Collect each line holding the string "ylabel".

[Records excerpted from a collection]
┌────────
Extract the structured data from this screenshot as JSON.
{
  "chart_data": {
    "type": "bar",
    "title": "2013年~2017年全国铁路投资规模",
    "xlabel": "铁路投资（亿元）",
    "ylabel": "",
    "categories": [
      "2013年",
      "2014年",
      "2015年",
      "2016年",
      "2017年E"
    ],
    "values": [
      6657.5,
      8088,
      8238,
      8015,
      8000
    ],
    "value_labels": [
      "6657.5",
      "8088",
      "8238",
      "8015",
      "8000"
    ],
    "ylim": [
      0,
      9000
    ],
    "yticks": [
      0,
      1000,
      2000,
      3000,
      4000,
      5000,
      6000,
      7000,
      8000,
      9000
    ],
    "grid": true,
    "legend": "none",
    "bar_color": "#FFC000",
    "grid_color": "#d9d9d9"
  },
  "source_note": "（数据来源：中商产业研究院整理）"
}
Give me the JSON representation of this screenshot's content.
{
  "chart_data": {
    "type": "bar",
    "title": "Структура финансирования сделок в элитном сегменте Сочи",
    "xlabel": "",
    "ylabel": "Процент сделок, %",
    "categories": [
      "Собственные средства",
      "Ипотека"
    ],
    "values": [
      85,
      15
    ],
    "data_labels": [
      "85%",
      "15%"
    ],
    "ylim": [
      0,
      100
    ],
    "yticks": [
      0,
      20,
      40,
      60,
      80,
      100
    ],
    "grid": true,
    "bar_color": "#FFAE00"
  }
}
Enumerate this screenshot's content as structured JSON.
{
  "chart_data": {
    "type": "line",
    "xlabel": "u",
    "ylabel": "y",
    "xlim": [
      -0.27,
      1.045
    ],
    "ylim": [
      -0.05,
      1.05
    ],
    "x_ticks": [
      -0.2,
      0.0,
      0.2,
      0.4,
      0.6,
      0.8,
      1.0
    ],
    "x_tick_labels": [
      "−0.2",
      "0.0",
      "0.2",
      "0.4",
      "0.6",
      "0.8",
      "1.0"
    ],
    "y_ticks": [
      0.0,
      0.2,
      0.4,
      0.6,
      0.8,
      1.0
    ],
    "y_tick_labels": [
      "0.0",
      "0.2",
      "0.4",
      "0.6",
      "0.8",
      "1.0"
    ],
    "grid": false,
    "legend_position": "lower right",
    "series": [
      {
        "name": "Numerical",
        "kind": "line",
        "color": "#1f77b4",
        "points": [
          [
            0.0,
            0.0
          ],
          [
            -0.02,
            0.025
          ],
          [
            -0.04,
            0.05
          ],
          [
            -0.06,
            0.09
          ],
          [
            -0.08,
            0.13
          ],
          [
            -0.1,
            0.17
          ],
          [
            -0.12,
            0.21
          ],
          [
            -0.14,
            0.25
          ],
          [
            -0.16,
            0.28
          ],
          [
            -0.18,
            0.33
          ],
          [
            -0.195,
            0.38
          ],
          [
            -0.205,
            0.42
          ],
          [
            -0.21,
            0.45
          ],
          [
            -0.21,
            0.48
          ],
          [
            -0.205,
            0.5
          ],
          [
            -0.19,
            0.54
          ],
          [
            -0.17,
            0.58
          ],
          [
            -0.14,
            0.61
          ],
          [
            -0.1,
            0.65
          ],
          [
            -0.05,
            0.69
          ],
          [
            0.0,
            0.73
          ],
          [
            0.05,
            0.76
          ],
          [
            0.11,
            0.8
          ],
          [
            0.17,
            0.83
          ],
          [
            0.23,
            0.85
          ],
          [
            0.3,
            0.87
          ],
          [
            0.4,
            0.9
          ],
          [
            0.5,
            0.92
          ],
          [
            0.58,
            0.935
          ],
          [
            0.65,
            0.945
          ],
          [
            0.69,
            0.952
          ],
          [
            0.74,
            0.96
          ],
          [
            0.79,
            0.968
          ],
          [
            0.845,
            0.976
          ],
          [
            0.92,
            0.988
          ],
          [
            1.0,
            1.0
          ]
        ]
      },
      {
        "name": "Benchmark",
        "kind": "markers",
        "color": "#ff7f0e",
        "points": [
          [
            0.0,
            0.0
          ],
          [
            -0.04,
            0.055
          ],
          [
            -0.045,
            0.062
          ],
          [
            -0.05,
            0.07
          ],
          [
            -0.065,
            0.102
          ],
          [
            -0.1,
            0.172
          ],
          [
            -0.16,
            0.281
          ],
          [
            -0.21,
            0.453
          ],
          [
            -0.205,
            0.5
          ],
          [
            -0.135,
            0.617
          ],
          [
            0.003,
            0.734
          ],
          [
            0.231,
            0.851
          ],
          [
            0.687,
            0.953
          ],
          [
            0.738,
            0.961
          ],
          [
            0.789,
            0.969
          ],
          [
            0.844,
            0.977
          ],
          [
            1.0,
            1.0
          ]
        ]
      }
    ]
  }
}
└────────
## Answer
    "ylabel": "",
    "ylabel": "Процент сделок, %",
    "ylabel": "y",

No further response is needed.